• [Records provided]:
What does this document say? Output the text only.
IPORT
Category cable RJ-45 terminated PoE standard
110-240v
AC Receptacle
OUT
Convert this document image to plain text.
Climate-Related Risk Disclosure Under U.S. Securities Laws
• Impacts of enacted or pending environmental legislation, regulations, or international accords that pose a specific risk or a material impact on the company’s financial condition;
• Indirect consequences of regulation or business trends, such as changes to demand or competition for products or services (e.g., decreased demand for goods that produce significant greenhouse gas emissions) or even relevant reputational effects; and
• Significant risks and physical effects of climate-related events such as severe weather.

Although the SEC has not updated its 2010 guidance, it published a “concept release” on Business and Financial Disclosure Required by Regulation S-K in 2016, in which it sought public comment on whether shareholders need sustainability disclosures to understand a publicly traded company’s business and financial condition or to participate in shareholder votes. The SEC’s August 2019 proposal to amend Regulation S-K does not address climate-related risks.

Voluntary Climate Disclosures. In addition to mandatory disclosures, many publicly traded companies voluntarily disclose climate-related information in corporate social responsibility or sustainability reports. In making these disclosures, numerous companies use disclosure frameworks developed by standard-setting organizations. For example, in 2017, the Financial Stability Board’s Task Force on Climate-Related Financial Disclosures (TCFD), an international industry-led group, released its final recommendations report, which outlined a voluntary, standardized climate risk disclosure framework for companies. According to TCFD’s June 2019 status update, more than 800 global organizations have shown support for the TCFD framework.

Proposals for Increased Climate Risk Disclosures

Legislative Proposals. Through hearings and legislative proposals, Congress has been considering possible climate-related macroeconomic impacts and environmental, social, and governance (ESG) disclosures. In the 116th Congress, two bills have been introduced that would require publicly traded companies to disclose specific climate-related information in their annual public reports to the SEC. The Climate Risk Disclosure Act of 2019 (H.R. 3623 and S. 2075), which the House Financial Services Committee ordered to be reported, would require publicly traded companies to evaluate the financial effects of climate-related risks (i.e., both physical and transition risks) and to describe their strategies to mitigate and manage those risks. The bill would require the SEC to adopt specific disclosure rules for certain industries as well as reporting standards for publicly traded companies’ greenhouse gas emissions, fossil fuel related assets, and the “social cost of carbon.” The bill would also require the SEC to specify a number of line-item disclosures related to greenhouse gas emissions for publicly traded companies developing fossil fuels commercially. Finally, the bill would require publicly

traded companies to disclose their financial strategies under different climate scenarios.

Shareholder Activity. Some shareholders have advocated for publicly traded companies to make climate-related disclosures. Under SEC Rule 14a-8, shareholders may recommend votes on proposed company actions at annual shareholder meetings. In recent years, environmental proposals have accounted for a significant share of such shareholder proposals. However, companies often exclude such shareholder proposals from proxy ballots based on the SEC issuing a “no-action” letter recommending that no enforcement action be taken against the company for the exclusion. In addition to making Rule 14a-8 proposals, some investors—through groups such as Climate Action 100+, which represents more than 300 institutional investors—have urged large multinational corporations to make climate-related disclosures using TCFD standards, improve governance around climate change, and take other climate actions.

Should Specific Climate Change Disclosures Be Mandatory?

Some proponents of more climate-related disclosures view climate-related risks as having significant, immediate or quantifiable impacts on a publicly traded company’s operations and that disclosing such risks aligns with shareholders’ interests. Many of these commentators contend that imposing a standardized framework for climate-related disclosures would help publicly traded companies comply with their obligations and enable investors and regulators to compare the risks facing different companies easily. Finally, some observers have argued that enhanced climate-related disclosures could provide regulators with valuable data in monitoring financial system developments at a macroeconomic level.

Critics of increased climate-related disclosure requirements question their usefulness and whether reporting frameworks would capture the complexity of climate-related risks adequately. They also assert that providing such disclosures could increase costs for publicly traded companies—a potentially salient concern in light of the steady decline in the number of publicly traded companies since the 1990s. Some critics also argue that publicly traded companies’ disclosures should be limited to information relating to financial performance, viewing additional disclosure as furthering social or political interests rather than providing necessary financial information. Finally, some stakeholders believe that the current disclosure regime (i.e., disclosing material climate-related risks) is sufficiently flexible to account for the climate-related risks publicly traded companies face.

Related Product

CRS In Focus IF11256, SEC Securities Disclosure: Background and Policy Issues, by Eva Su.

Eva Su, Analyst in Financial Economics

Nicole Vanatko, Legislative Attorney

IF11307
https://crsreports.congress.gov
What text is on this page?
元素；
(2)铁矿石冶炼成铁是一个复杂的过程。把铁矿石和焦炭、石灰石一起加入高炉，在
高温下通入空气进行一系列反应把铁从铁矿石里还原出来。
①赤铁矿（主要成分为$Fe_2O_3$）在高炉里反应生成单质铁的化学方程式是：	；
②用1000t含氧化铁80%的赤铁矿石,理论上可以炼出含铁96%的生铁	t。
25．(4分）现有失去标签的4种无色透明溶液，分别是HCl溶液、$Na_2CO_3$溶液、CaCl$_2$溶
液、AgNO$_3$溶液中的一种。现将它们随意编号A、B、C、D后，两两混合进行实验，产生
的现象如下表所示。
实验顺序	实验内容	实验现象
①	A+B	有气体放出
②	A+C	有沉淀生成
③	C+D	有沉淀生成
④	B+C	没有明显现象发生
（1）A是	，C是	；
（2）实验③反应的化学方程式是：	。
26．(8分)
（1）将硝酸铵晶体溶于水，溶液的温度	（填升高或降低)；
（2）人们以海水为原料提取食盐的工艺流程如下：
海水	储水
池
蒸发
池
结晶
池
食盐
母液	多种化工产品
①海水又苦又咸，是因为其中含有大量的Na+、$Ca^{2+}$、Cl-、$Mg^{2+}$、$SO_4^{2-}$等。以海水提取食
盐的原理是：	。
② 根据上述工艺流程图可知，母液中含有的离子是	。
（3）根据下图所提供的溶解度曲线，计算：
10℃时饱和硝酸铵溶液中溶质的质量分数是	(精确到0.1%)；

• [Instruction]: Return all of the data precisely as it appears.

• [Exercise solution]:
What does this document say? Output the text only.
IPORT
Category cable RJ-45 terminated PoE standard
110-240v
AC Receptacle
OUT
Convert this document image to plain text.
Climate-Related Risk Disclosure Under U.S. Securities Laws
• Impacts of enacted or pending environmental legislation, regulations, or international accords that pose a specific risk or a material impact on the company’s financial condition;
• Indirect consequences of regulation or business trends, such as changes to demand or competition for products or services (e.g., decreased demand for goods that produce significant greenhouse gas emissions) or even relevant reputational effects; and
• Significant risks and physical effects of climate-related events such as severe weather.

Although the SEC has not updated its 2010 guidance, it published a “concept release” on Business and Financial Disclosure Required by Regulation S-K in 2016, in which it sought public comment on whether shareholders need sustainability disclosures to understand a publicly traded company’s business and financial condition or to participate in shareholder votes. The SEC’s August 2019 proposal to amend Regulation S-K does not address climate-related risks.

Voluntary Climate Disclosures. In addition to mandatory disclosures, many publicly traded companies voluntarily disclose climate-related information in corporate social responsibility or sustainability reports. In making these disclosures, numerous companies use disclosure frameworks developed by standard-setting organizations. For example, in 2017, the Financial Stability Board’s Task Force on Climate-Related Financial Disclosures (TCFD), an international industry-led group, released its final recommendations report, which outlined a voluntary, standardized climate risk disclosure framework for companies. According to TCFD’s June 2019 status update, more than 800 global organizations have shown support for the TCFD framework.

Proposals for Increased Climate Risk Disclosures

Legislative Proposals. Through hearings and legislative proposals, Congress has been considering possible climate-related macroeconomic impacts and environmental, social, and governance (ESG) disclosures. In the 116th Congress, two bills have been introduced that would require publicly traded companies to disclose specific climate-related information in their annual public reports to the SEC. The Climate Risk Disclosure Act of 2019 (H.R. 3623 and S. 2075), which the House Financial Services Committee ordered to be reported, would require publicly traded companies to evaluate the financial effects of climate-related risks (i.e., both physical and transition risks) and to describe their strategies to mitigate and manage those risks. The bill would require the SEC to adopt specific disclosure rules for certain industries as well as reporting standards for publicly traded companies’ greenhouse gas emissions, fossil fuel related assets, and the “social cost of carbon.” The bill would also require the SEC to specify a number of line-item disclosures related to greenhouse gas emissions for publicly traded companies developing fossil fuels commercially. Finally, the bill would require publicly

traded companies to disclose their financial strategies under different climate scenarios.

Shareholder Activity. Some shareholders have advocated for publicly traded companies to make climate-related disclosures. Under SEC Rule 14a-8, shareholders may recommend votes on proposed company actions at annual shareholder meetings. In recent years, environmental proposals have accounted for a significant share of such shareholder proposals. However, companies often exclude such shareholder proposals from proxy ballots based on the SEC issuing a “no-action” letter recommending that no enforcement action be taken against the company for the exclusion. In addition to making Rule 14a-8 proposals, some investors—through groups such as Climate Action 100+, which represents more than 300 institutional investors—have urged large multinational corporations to make climate-related disclosures using TCFD standards, improve governance around climate change, and take other climate actions.

Should Specific Climate Change Disclosures Be Mandatory?

Some proponents of more climate-related disclosures view climate-related risks as having significant, immediate or quantifiable impacts on a publicly traded company’s operations and that disclosing such risks aligns with shareholders’ interests. Many of these commentators contend that imposing a standardized framework for climate-related disclosures would help publicly traded companies comply with their obligations and enable investors and regulators to compare the risks facing different companies easily. Finally, some observers have argued that enhanced climate-related disclosures could provide regulators with valuable data in monitoring financial system developments at a macroeconomic level.

Critics of increased climate-related disclosure requirements question their usefulness and whether reporting frameworks would capture the complexity of climate-related risks adequately. They also assert that providing such disclosures could increase costs for publicly traded companies—a potentially salient concern in light of the steady decline in the number of publicly traded companies since the 1990s. Some critics also argue that publicly traded companies’ disclosures should be limited to information relating to financial performance, viewing additional disclosure as furthering social or political interests rather than providing necessary financial information. Finally, some stakeholders believe that the current disclosure regime (i.e., disclosing material climate-related risks) is sufficiently flexible to account for the climate-related risks publicly traded companies face.

Related Product

CRS In Focus IF11256, SEC Securities Disclosure: Background and Policy Issues, by Eva Su.

Eva Su, Analyst in Financial Economics

Nicole Vanatko, Legislative Attorney

IF11307
https://crsreports.congress.gov
What text is on this page?
元素；
(2)铁矿石冶炼成铁是一个复杂的过程。把铁矿石和焦炭、石灰石一起加入高炉，在
高温下通入空气进行一系列反应把铁从铁矿石里还原出来。
①赤铁矿（主要成分为$Fe_2O_3$）在高炉里反应生成单质铁的化学方程式是：	；
②用1000t含氧化铁80%的赤铁矿石,理论上可以炼出含铁96%的生铁	t。
25．(4分）现有失去标签的4种无色透明溶液，分别是HCl溶液、$Na_2CO_3$溶液、CaCl$_2$溶
液、AgNO$_3$溶液中的一种。现将它们随意编号A、B、C、D后，两两混合进行实验，产生
的现象如下表所示。
实验顺序	实验内容	实验现象
①	A+B	有气体放出
②	A+C	有沉淀生成
③	C+D	有沉淀生成
④	B+C	没有明显现象发生
（1）A是	，C是	；
（2）实验③反应的化学方程式是：	。
26．(8分)
（1）将硝酸铵晶体溶于水，溶液的温度	（填升高或降低)；
（2）人们以海水为原料提取食盐的工艺流程如下：
海水	储水
池
蒸发
池
结晶
池
食盐
母液	多种化工产品
①海水又苦又咸，是因为其中含有大量的Na+、$Ca^{2+}$、Cl-、$Mg^{2+}$、$SO_4^{2-}$等。以海水提取食
盐的原理是：	。
② 根据上述工艺流程图可知，母液中含有的离子是	。
（3）根据下图所提供的溶解度曲线，计算：
10℃时饱和硝酸铵溶液中溶质的质量分数是	(精确到0.1%)；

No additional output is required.